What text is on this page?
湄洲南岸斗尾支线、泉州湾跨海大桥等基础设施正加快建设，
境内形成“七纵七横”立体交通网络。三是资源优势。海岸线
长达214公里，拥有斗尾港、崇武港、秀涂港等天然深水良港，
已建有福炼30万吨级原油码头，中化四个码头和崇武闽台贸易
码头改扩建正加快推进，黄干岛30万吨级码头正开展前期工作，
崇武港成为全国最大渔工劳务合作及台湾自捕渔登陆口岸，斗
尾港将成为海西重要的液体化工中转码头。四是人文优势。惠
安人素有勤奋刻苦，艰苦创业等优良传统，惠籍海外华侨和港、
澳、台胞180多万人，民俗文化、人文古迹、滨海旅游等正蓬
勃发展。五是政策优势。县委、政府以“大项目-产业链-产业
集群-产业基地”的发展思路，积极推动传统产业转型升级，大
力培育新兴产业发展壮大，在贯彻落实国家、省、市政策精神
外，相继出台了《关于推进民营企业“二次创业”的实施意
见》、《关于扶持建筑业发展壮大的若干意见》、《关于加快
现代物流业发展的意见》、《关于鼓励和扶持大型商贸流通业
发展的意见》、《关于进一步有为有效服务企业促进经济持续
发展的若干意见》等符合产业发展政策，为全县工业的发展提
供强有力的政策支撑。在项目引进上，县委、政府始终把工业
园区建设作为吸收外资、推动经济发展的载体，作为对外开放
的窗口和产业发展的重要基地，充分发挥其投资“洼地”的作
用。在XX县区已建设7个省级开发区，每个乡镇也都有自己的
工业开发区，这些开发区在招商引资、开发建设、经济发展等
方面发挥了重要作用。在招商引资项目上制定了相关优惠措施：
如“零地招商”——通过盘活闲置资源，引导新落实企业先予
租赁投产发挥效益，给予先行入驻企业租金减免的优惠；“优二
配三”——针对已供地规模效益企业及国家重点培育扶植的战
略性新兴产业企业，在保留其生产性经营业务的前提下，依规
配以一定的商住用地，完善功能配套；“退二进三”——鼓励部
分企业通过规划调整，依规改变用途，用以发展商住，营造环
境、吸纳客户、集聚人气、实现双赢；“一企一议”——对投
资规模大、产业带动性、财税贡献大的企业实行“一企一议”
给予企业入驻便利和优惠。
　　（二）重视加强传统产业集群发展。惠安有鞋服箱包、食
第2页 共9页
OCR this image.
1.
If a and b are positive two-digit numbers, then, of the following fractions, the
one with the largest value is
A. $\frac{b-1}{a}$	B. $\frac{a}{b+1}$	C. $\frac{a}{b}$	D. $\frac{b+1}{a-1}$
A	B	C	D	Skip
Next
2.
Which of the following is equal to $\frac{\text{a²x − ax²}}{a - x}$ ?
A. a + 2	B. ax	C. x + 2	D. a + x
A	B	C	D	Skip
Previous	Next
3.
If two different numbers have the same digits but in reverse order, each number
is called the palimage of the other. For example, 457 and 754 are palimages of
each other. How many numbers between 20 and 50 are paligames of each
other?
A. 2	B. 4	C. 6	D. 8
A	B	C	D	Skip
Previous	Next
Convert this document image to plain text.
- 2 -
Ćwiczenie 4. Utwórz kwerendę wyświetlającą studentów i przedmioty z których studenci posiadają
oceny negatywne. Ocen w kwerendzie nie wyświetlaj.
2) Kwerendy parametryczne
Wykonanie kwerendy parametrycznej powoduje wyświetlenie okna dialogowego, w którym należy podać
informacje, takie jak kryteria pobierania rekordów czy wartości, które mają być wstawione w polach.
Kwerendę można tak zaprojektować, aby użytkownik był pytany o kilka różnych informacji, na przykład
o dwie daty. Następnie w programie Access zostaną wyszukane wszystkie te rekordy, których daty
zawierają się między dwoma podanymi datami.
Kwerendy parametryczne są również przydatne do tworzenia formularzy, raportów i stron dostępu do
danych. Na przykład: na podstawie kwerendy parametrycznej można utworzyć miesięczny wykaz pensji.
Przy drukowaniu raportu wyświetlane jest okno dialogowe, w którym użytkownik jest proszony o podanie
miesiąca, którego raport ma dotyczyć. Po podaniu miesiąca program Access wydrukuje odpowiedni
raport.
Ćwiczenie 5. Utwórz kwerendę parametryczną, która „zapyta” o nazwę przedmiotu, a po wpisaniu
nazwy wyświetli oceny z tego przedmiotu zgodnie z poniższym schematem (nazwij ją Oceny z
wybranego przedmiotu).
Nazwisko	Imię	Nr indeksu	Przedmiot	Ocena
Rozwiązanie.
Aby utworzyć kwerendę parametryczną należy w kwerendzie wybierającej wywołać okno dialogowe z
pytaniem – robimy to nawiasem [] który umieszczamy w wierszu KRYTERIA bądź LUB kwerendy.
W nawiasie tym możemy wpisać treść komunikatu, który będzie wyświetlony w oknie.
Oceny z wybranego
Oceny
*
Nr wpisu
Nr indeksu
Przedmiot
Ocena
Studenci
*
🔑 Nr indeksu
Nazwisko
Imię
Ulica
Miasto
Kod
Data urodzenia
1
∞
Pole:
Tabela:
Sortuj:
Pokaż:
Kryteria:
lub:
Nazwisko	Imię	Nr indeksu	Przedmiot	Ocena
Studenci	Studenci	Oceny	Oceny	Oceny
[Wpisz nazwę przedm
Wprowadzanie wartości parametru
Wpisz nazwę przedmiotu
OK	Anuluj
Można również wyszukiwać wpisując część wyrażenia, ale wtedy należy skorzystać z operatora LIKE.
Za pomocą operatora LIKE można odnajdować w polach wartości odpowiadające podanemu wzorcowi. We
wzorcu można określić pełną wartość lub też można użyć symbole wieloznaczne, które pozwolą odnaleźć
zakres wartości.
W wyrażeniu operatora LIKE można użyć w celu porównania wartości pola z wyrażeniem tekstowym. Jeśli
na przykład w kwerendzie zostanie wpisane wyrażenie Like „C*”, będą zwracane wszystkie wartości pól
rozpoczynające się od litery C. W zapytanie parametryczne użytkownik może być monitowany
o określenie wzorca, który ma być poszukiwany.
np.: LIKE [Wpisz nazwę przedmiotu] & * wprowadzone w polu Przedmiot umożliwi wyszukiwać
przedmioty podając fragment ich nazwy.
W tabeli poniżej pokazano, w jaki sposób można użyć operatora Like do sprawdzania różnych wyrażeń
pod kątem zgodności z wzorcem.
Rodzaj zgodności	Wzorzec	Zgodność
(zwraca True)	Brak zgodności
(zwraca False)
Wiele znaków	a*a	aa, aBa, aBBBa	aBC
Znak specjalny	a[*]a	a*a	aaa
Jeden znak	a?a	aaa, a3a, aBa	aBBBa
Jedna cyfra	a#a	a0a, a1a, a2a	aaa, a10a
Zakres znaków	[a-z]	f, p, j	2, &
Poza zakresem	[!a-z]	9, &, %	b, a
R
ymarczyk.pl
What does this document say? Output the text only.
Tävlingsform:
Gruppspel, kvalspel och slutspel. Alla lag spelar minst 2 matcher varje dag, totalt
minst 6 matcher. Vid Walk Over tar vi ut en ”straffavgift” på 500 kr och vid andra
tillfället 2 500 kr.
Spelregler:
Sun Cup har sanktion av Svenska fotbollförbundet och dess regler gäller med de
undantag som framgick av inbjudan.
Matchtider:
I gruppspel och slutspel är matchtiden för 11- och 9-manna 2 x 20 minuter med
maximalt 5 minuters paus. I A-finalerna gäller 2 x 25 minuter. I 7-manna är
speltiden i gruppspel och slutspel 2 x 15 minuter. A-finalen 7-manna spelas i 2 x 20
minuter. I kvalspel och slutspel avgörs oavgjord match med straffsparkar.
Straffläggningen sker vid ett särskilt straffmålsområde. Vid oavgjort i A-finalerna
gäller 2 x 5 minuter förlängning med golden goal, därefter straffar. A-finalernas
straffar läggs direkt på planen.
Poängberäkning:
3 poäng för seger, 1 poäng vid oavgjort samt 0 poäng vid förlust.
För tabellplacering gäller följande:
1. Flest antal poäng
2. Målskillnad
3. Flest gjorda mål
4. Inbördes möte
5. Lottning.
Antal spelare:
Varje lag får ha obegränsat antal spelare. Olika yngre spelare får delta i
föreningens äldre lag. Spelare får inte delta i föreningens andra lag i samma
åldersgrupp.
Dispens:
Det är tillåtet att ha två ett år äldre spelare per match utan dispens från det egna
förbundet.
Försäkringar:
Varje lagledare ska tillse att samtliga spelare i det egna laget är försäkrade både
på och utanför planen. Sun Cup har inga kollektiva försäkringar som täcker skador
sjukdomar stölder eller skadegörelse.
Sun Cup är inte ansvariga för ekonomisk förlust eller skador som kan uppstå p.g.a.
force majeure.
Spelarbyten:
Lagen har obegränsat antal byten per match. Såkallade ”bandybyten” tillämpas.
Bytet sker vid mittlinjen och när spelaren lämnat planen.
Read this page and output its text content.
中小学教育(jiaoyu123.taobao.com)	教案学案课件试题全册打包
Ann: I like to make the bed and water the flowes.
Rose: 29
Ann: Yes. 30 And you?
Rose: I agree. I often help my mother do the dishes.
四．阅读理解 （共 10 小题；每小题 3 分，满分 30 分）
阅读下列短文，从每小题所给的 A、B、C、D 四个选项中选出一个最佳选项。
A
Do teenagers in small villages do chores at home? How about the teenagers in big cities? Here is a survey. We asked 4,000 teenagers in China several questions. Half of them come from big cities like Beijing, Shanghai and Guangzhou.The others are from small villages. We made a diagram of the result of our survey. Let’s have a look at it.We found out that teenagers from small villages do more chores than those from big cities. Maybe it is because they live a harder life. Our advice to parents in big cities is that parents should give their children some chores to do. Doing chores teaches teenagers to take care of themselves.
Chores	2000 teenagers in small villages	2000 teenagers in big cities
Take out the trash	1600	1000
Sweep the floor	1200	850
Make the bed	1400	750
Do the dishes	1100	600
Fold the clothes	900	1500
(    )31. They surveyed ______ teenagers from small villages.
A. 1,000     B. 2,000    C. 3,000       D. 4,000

# # # #

## Directions for this task
Copy every line of the listing that includes the string "minuter".

## Solution to this problem
I gruppspel och slutspel är matchtiden för 11- och 9-manna 2 x 20 minuter med
maximalt 5 minuters paus. I A-finalerna gäller 2 x 25 minuter. I 7-manna är
speltiden i gruppspel och slutspel 2 x 15 minuter. A-finalen 7-manna spelas i 2 x 20
minuter. I kvalspel och slutspel avgörs oavgjord match med straffsparkar.
gäller 2 x 5 minuter förlängning med golden goal, därefter straffar. A-finalernas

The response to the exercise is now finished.